### [MATERIALS PROVIDED]
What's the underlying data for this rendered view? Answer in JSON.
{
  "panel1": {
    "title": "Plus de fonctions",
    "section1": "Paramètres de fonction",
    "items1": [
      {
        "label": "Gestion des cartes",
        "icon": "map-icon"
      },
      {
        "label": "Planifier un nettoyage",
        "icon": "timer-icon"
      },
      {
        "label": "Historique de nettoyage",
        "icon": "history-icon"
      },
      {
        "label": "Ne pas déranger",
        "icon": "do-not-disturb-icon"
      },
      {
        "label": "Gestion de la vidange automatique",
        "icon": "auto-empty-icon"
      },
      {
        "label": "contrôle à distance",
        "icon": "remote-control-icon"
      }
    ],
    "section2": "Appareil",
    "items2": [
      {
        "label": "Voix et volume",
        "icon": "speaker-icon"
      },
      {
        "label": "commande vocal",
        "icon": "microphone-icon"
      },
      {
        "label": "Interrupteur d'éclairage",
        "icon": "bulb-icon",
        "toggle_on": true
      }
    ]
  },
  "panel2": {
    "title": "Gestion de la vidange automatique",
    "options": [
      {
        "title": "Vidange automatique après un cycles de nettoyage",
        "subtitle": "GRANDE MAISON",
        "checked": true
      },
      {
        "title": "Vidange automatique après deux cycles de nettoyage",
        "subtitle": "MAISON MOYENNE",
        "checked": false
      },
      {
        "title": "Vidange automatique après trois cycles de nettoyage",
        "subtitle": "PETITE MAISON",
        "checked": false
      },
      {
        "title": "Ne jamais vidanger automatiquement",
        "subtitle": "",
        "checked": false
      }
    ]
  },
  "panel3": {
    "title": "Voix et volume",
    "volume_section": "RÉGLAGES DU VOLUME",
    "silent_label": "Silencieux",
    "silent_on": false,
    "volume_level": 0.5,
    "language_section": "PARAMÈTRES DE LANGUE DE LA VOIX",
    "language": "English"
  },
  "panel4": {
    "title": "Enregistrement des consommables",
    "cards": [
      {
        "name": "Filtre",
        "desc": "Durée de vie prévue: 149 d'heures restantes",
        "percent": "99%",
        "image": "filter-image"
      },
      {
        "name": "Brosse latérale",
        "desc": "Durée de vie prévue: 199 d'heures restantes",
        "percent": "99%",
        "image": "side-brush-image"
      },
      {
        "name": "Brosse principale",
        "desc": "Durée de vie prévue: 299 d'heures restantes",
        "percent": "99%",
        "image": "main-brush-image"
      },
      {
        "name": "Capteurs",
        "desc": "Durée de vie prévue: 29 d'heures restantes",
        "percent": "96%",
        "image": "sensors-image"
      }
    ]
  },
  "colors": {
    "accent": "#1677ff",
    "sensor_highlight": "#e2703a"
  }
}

### [EXERCISE INSTRUCTIONS]
Say how many lines above hold the word "nettoyage", giving only the count.

### [ANSWER TO THE PROBLEM]
5